---------- Excerpted passage

# This has been cracking me up all day lol



## JaLyn (Oct 10, 2012)

A pic of my girls being silly and a pic of horses i found. :ROFL:


----------



## 8566 (Jul 18, 2012)

haha .... that's perfect.

I think that's a FB profile pic


----------



## ThreeHavens (Oct 20, 2011)

Oh my word :laugh:


----------



## JaLyn (Oct 10, 2012)

Lil Bleats..If it wouldnt' get me killed i sooo would lol..


----------



## toth boer goats (Jul 20, 2008)

I love it, too funny :thumb::slapfloor:


----------



## JaLyn (Oct 10, 2012)

What's so funny is i found this pic under chelsies phone pics..so i posted it..later on in the day i found the horse pic and I lost it lol..so i had to post pics together on my fb page and on here..girls are soo gonna kill me..well jess won't she's married and could care less..but chels is just newly in a relationship and will die if her bf sees this..lol..payback time my lil darlings hehe..


----------



## milkmaid (Sep 15, 2010)

That's hilarious!!!


----------



## KarmakeeFarm (Jun 3, 2012)

--------------------
---------- Dataset entries

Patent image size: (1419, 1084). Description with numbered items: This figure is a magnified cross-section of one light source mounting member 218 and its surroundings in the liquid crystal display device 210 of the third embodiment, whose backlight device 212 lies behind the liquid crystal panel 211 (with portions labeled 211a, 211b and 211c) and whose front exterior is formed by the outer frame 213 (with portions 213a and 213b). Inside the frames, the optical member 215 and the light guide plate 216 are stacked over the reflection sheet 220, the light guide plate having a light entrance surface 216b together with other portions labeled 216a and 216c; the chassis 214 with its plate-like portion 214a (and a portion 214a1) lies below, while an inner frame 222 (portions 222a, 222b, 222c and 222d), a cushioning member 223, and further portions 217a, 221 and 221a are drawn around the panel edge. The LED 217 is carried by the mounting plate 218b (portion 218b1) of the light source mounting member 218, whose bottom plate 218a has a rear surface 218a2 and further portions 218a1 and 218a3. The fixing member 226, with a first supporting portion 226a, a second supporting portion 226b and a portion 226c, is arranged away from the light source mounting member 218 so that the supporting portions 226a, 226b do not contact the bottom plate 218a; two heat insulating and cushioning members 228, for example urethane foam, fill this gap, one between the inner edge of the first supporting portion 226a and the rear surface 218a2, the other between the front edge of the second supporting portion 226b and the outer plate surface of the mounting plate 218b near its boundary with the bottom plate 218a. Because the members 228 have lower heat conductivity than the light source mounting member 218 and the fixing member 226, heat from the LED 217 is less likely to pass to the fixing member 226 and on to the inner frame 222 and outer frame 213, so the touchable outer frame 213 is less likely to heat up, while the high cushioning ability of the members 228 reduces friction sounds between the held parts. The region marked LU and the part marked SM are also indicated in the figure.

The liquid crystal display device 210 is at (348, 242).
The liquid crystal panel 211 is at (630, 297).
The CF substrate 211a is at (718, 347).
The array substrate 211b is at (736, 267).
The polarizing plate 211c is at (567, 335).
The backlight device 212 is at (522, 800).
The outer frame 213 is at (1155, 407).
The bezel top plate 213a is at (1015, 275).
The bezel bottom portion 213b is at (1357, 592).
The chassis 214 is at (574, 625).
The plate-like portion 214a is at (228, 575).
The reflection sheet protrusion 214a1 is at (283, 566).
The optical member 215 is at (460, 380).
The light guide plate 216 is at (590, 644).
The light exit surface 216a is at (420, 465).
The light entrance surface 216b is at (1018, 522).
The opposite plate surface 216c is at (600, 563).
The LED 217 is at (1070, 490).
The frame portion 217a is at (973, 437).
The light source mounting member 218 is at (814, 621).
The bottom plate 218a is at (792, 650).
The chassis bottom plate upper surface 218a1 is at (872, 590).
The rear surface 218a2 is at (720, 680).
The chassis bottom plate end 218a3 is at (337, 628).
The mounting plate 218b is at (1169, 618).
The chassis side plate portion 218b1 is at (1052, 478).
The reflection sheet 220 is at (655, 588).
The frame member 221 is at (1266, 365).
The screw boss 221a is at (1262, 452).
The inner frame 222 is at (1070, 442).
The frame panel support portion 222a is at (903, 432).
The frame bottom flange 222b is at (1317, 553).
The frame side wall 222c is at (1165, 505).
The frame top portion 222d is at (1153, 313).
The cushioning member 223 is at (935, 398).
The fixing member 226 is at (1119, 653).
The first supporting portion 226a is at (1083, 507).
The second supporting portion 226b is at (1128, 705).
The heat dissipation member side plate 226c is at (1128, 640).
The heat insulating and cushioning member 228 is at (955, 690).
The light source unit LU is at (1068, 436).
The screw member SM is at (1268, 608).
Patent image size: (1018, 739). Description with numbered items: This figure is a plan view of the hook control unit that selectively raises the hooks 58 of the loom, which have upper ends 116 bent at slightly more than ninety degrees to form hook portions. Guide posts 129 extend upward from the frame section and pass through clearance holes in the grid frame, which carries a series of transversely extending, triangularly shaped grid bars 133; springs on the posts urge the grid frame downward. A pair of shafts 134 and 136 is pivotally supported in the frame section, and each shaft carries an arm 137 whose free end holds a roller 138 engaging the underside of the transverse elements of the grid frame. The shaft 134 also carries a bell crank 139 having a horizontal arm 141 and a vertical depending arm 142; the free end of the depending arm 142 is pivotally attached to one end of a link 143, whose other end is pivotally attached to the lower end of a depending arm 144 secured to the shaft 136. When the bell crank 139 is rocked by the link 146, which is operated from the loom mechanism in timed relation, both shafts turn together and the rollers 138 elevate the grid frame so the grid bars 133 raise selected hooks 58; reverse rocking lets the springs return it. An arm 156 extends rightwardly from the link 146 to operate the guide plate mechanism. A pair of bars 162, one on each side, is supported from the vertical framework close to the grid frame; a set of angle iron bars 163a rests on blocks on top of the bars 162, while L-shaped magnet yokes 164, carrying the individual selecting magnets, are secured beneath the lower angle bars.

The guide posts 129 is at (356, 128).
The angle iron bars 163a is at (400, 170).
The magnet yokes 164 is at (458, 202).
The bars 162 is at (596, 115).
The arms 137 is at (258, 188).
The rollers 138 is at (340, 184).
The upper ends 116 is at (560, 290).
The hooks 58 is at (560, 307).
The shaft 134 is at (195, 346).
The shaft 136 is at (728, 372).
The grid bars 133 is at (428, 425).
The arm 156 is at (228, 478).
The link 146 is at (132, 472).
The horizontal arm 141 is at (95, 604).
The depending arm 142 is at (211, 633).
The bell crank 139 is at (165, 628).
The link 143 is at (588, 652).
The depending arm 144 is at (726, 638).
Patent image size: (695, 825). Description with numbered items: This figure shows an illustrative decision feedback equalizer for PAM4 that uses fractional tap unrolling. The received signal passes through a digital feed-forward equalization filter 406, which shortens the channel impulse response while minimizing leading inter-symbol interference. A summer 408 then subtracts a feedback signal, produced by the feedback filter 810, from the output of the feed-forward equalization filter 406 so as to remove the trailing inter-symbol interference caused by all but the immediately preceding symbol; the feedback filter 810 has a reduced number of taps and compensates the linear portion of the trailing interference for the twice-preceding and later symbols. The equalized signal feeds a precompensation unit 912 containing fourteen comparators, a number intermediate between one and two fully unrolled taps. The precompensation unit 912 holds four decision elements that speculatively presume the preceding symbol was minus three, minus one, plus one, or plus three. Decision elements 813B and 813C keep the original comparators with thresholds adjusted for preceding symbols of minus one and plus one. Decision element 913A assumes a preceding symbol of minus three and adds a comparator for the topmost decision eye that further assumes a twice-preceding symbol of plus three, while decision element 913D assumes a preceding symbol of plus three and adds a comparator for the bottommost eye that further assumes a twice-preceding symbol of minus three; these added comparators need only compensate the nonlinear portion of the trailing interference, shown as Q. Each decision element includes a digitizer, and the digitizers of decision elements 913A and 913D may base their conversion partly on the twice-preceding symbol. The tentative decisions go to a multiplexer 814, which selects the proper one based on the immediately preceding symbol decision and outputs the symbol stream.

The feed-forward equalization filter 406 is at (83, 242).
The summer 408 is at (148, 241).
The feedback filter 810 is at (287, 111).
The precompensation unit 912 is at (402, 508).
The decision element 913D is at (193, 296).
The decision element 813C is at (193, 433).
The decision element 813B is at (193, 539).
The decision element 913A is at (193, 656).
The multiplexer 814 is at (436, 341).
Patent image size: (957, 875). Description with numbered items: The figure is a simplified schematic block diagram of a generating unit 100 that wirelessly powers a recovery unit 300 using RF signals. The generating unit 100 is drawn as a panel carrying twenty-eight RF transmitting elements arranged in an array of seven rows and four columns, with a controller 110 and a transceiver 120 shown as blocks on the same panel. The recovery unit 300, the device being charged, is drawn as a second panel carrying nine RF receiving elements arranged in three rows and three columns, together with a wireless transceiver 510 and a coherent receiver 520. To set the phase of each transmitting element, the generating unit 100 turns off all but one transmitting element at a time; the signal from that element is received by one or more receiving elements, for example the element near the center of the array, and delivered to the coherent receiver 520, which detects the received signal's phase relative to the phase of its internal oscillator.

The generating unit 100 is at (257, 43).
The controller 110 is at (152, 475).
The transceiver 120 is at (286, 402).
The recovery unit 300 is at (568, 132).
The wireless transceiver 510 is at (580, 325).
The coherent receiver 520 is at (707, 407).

--------------------

Do this
Per the forum thread, where else besides the forum did JaLyn post the two pictures together? You won't need the records for this.

Exercise solution
On JaLyn's fb page.